* _Exercise goal_
Collect from the data below each line with "color".

— Start of Dataset —

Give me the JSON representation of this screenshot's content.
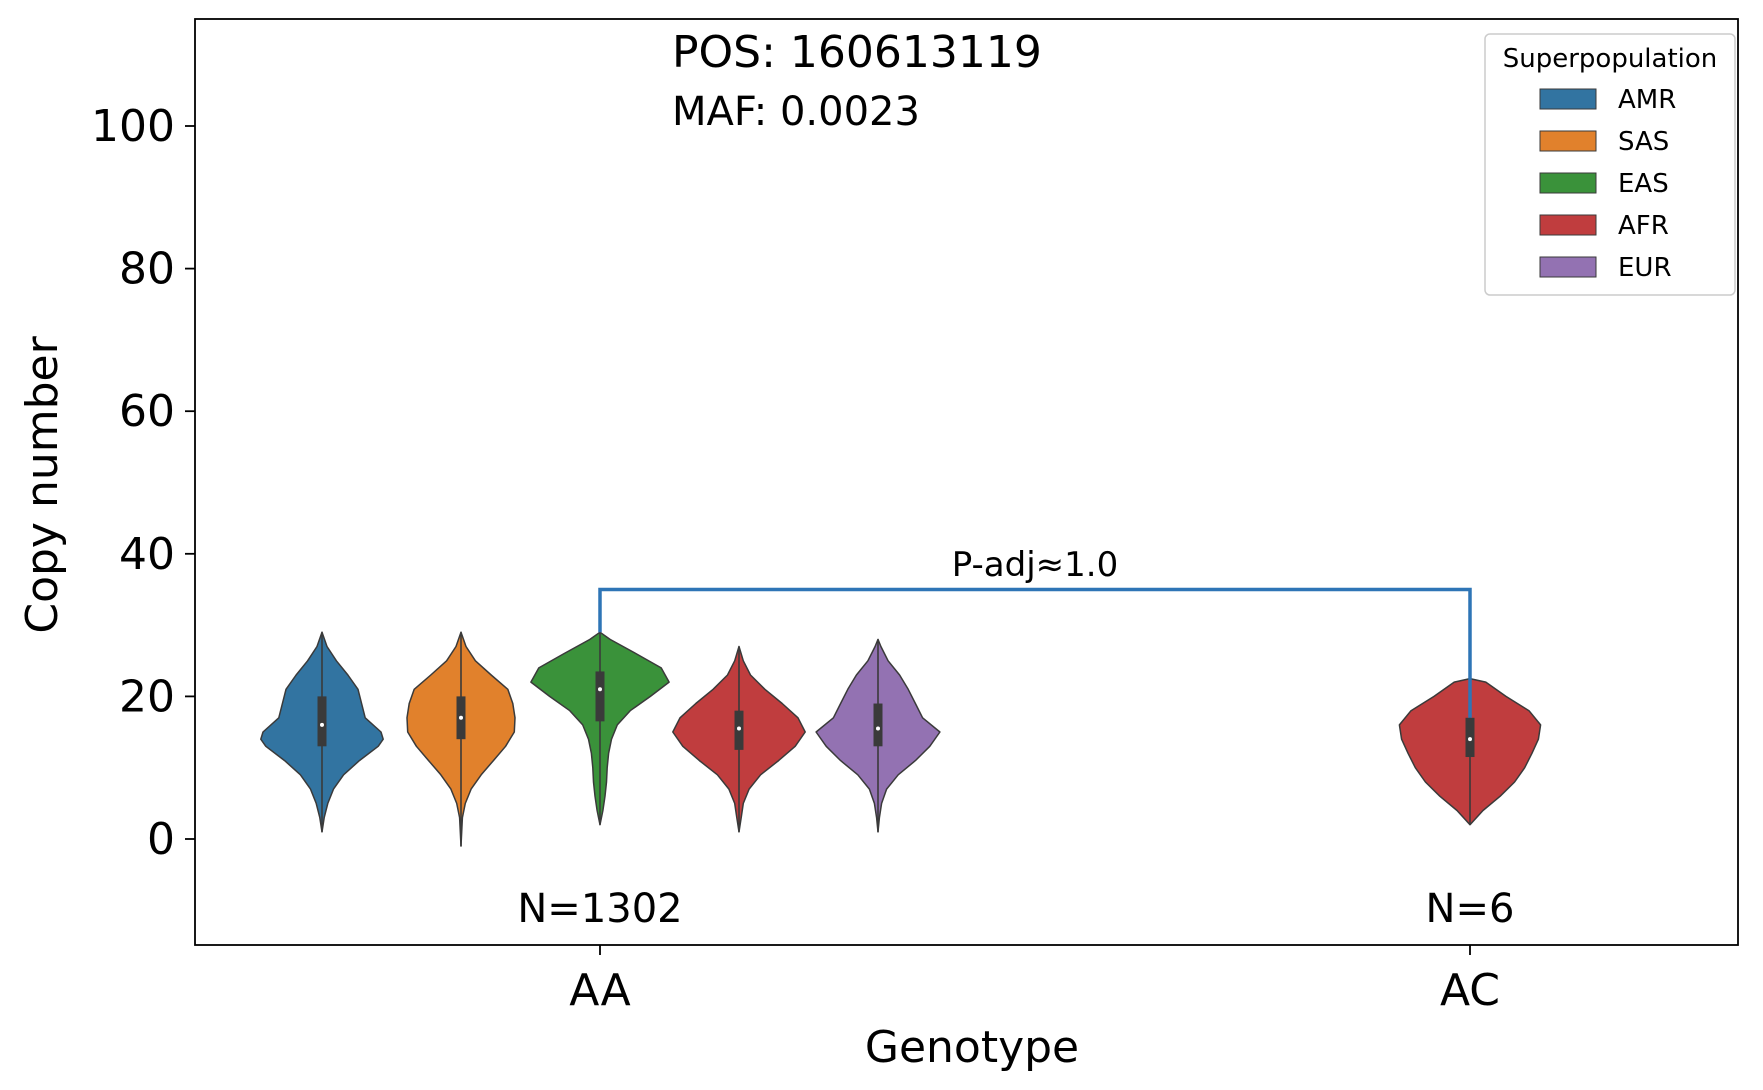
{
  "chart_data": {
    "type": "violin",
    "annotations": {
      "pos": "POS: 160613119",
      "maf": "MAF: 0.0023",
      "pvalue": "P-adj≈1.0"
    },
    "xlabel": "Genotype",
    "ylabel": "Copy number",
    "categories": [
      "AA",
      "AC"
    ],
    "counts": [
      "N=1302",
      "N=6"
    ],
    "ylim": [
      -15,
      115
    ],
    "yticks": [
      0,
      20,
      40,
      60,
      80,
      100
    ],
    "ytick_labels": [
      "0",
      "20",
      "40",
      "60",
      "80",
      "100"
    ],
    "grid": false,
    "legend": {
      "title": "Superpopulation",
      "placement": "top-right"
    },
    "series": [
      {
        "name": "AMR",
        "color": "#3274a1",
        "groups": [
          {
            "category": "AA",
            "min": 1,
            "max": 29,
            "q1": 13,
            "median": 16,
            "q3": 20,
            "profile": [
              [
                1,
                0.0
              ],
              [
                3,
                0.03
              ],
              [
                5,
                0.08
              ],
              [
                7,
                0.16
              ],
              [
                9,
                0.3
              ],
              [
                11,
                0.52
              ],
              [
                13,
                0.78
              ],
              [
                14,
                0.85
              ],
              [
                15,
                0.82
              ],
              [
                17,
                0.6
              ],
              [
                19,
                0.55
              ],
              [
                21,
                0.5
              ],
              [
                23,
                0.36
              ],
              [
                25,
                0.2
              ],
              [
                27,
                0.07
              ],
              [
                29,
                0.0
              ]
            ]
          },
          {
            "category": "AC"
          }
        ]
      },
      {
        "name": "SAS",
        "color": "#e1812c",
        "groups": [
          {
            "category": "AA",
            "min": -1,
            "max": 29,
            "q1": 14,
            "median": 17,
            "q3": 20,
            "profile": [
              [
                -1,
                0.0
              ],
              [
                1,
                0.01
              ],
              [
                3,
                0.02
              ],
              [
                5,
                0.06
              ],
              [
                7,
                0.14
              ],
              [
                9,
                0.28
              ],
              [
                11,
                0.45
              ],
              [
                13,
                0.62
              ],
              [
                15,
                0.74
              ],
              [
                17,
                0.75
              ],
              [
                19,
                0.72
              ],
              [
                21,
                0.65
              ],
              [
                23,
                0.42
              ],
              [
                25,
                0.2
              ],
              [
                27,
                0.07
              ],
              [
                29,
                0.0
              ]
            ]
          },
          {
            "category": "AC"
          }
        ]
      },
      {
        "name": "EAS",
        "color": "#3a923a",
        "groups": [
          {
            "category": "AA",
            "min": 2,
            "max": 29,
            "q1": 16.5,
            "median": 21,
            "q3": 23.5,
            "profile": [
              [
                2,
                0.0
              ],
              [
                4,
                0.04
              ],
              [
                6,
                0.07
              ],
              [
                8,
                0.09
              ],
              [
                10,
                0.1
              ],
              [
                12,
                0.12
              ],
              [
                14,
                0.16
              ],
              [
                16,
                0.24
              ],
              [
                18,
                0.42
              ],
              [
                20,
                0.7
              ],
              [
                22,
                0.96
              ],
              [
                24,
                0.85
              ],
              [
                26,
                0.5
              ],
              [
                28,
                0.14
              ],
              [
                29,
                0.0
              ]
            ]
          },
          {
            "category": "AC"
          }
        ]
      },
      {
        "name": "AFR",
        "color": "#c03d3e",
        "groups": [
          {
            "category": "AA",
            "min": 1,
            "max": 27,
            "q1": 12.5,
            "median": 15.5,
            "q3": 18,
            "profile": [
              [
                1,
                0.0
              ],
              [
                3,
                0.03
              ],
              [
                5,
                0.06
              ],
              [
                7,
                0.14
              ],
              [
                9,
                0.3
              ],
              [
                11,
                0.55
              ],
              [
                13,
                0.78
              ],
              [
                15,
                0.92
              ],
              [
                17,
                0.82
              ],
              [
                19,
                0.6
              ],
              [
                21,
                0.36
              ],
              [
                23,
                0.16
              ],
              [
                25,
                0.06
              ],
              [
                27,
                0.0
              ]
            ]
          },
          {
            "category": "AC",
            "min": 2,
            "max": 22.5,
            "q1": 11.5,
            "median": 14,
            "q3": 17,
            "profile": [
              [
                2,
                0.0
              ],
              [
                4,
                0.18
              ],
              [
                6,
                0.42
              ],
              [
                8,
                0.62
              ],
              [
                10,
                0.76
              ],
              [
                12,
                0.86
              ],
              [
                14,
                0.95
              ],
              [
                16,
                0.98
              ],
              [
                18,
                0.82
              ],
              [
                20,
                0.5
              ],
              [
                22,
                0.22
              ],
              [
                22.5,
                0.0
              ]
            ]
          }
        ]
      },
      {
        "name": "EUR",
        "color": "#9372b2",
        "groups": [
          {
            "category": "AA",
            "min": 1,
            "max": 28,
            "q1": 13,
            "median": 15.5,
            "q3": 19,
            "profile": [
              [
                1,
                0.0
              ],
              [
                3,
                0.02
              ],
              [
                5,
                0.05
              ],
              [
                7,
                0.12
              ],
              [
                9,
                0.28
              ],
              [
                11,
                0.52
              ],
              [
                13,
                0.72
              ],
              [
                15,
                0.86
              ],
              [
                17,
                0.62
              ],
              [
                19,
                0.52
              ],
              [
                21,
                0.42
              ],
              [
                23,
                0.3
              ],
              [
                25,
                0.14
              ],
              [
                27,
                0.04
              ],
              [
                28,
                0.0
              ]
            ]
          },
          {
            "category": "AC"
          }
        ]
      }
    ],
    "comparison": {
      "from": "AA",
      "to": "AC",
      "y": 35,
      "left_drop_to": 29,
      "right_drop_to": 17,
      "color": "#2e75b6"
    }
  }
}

— End of Dataset —

* _Solution_
        "color": "#3274a1",
        "color": "#e1812c",
        "color": "#3a923a",
        "color": "#c03d3e",
        "color": "#9372b2",
      "color": "#2e75b6"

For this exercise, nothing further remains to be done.